RECORDS:
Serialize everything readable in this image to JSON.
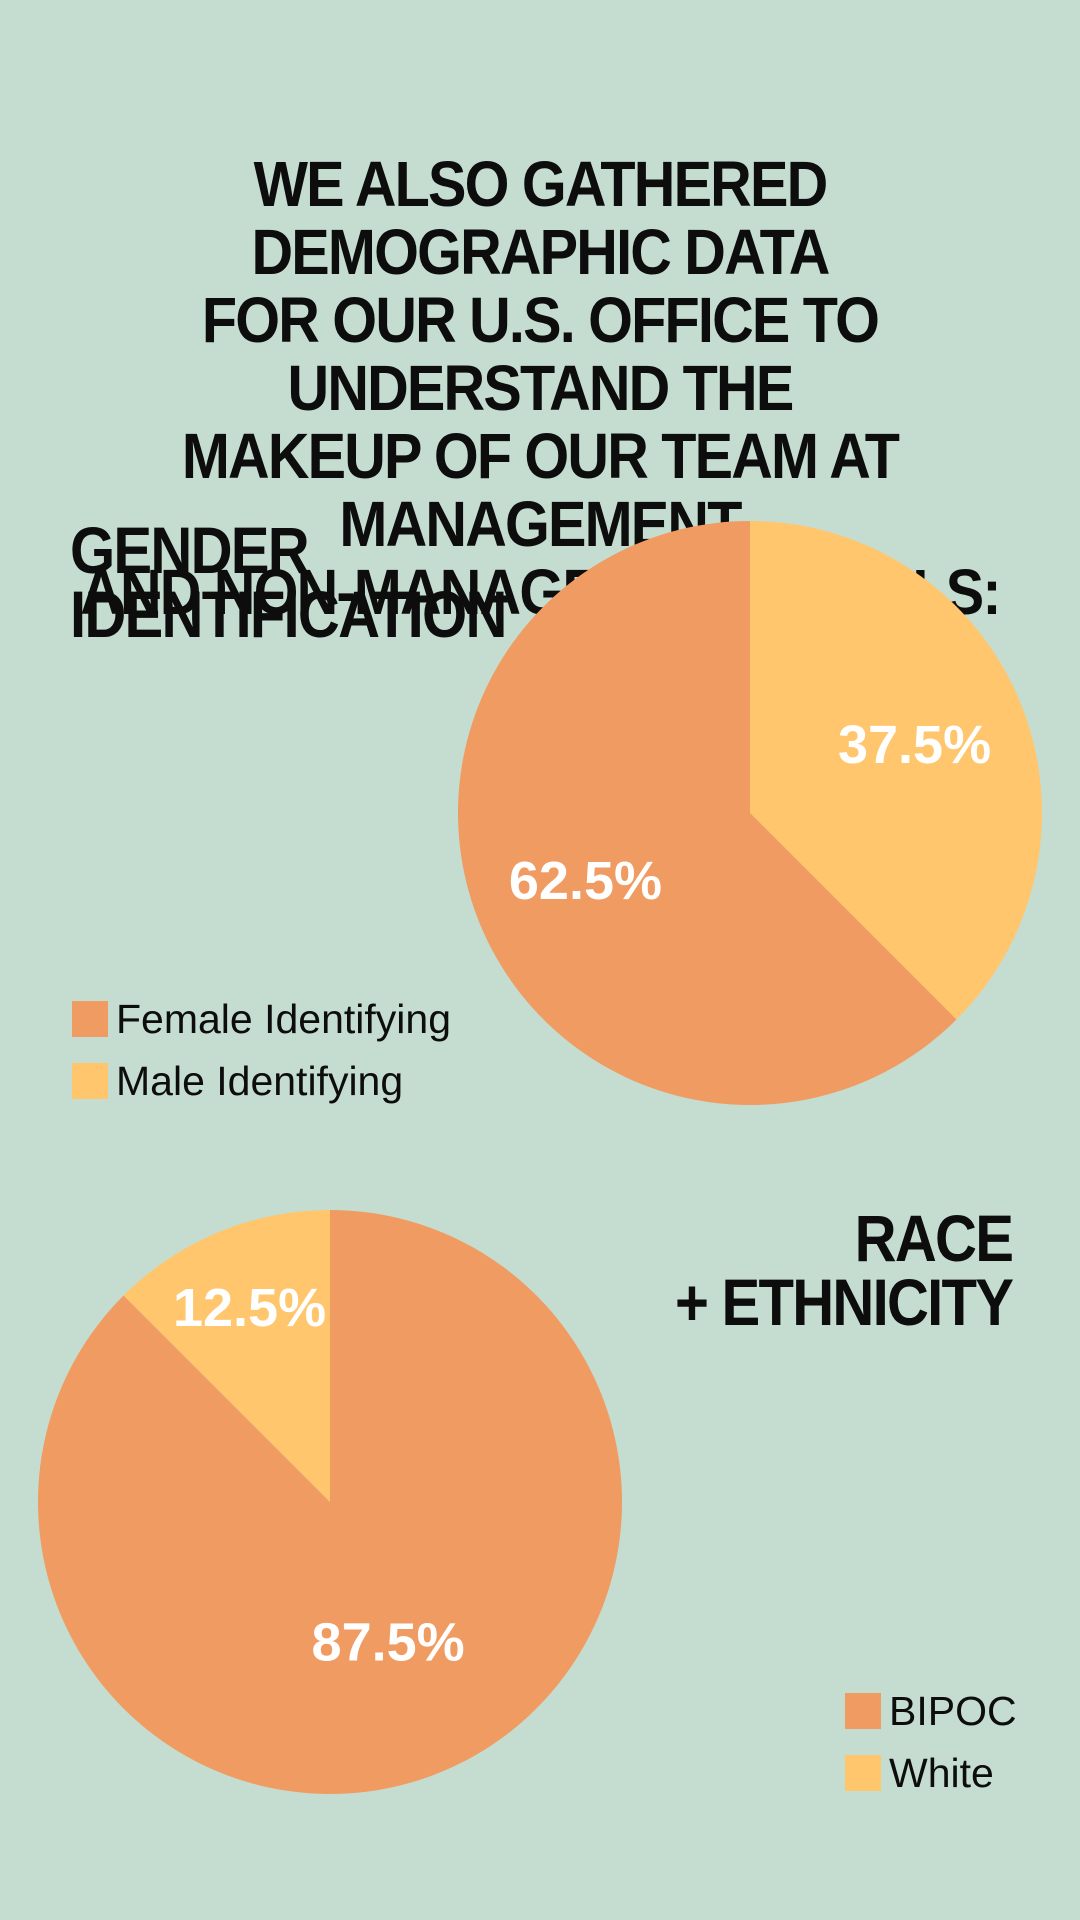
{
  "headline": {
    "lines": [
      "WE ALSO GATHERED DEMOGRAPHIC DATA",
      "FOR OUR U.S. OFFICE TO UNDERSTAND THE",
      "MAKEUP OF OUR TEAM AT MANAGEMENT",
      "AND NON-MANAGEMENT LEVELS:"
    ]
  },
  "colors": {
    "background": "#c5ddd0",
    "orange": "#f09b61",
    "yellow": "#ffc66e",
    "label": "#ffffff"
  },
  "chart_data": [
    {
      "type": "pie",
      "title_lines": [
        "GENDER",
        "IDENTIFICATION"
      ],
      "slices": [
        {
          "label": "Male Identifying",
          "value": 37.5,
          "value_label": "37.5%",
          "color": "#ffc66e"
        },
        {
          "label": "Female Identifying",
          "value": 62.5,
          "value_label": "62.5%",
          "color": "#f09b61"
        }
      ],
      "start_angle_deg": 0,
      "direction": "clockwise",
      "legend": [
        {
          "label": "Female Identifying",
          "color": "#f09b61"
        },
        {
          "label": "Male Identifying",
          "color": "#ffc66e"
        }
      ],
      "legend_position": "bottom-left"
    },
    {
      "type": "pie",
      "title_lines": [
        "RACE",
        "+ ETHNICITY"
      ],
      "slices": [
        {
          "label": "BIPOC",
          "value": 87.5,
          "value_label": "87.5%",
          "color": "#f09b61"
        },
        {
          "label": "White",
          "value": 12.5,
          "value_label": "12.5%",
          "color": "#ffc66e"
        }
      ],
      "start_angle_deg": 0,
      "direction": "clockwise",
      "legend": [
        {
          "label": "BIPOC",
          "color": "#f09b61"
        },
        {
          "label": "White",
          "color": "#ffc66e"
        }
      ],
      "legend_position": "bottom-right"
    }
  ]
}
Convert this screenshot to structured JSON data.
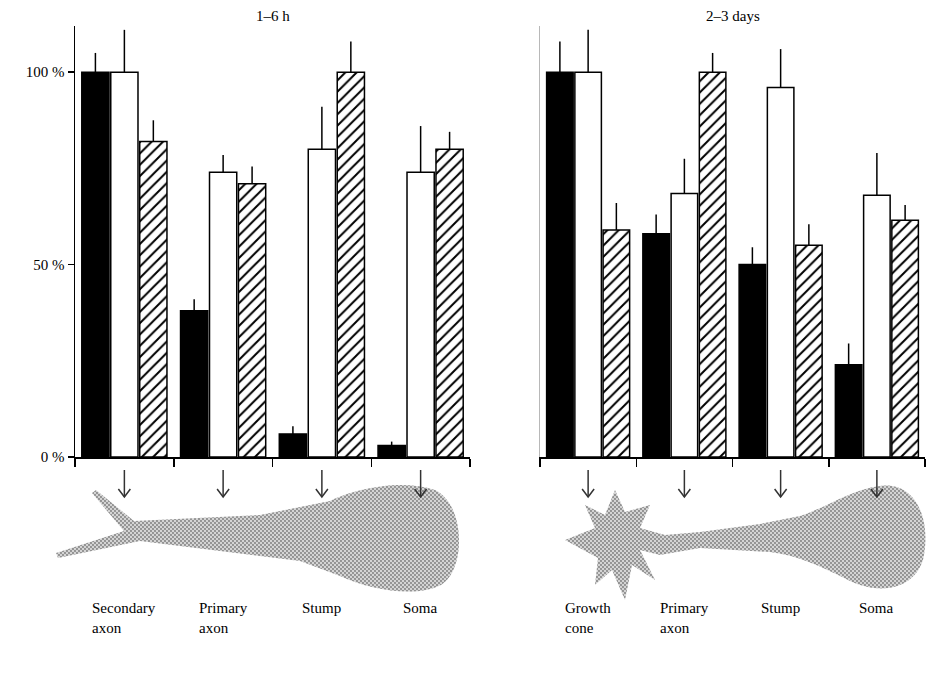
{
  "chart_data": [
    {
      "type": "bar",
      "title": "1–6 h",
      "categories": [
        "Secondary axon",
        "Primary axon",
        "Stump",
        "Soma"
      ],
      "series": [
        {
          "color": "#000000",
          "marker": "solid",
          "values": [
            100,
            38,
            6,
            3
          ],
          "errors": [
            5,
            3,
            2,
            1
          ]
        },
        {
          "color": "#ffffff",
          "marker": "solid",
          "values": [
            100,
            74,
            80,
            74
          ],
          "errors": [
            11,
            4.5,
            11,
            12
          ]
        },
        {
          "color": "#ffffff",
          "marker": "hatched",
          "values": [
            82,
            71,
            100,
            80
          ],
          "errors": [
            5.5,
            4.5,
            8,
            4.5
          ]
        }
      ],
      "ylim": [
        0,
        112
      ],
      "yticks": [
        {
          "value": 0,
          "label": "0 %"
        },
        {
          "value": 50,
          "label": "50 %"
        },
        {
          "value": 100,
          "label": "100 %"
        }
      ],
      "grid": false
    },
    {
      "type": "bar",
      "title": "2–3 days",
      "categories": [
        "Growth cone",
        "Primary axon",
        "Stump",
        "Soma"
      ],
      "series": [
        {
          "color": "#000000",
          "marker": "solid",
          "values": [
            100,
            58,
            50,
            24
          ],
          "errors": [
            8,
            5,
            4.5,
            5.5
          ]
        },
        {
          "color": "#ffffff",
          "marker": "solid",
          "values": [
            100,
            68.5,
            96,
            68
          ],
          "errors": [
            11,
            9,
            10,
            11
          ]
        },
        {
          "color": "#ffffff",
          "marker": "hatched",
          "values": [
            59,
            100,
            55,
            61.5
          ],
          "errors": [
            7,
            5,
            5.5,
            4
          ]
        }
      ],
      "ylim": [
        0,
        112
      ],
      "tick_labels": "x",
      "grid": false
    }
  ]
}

WHAT TO DO: Copy out each record shown above without alteration, skipping any picture.

FINAL RESULT:
Serialize everything readable in this image to JSON.
{
  "headline": {
    "lines": [
      "WE ALSO GATHERED DEMOGRAPHIC DATA",
      "FOR OUR U.S. OFFICE TO UNDERSTAND THE",
      "MAKEUP OF OUR TEAM AT MANAGEMENT",
      "AND NON-MANAGEMENT LEVELS:"
    ]
  },
  "colors": {
    "background": "#c5ddd0",
    "orange": "#f09b61",
    "yellow": "#ffc66e",
    "label": "#ffffff"
  },
  "chart_data": [
    {
      "type": "pie",
      "title_lines": [
        "GENDER",
        "IDENTIFICATION"
      ],
      "slices": [
        {
          "label": "Male Identifying",
          "value": 37.5,
          "value_label": "37.5%",
          "color": "#ffc66e"
        },
        {
          "label": "Female Identifying",
          "value": 62.5,
          "value_label": "62.5%",
          "color": "#f09b61"
        }
      ],
      "start_angle_deg": 0,
      "direction": "clockwise",
      "legend": [
        {
          "label": "Female Identifying",
          "color": "#f09b61"
        },
        {
          "label": "Male Identifying",
          "color": "#ffc66e"
        }
      ],
      "legend_position": "bottom-left"
    },
    {
      "type": "pie",
      "title_lines": [
        "RACE",
        "+ ETHNICITY"
      ],
      "slices": [
        {
          "label": "BIPOC",
          "value": 87.5,
          "value_label": "87.5%",
          "color": "#f09b61"
        },
        {
          "label": "White",
          "value": 12.5,
          "value_label": "12.5%",
          "color": "#ffc66e"
        }
      ],
      "start_angle_deg": 0,
      "direction": "clockwise",
      "legend": [
        {
          "label": "BIPOC",
          "color": "#f09b61"
        },
        {
          "label": "White",
          "color": "#ffc66e"
        }
      ],
      "legend_position": "bottom-right"
    }
  ]
}
Convert this screenshot to structured JSON data.
{
  "chart_data": [
    {
      "type": "bar",
      "title": "1–6 h",
      "categories": [
        "Secondary axon",
        "Primary axon",
        "Stump",
        "Soma"
      ],
      "series": [
        {
          "color": "#000000",
          "marker": "solid",
          "values": [
            100,
            38,
            6,
            3
          ],
          "errors": [
            5,
            3,
            2,
            1
          ]
        },
        {
          "color": "#ffffff",
          "marker": "solid",
          "values": [
            100,
            74,
            80,
            74
          ],
          "errors": [
            11,
            4.5,
            11,
            12
          ]
        },
        {
          "color": "#ffffff",
          "marker": "hatched",
          "values": [
            82,
            71,
            100,
            80
          ],
          "errors": [
            5.5,
            4.5,
            8,
            4.5
          ]
        }
      ],
      "ylim": [
        0,
        112
      ],
      "yticks": [
        {
          "value": 0,
          "label": "0 %"
        },
        {
          "value": 50,
          "label": "50 %"
        },
        {
          "value": 100,
          "label": "100 %"
        }
      ],
      "grid": false
    },
    {
      "type": "bar",
      "title": "2–3 days",
      "categories": [
        "Growth cone",
        "Primary axon",
        "Stump",
        "Soma"
      ],
      "series": [
        {
          "color": "#000000",
          "marker": "solid",
          "values": [
            100,
            58,
            50,
            24
          ],
          "errors": [
            8,
            5,
            4.5,
            5.5
          ]
        },
        {
          "color": "#ffffff",
          "marker": "solid",
          "values": [
            100,
            68.5,
            96,
            68
          ],
          "errors": [
            11,
            9,
            10,
            11
          ]
        },
        {
          "color": "#ffffff",
          "marker": "hatched",
          "values": [
            59,
            100,
            55,
            61.5
          ],
          "errors": [
            7,
            5,
            5.5,
            4
          ]
        }
      ],
      "ylim": [
        0,
        112
      ],
      "tick_labels": "x",
      "grid": false
    }
  ]
}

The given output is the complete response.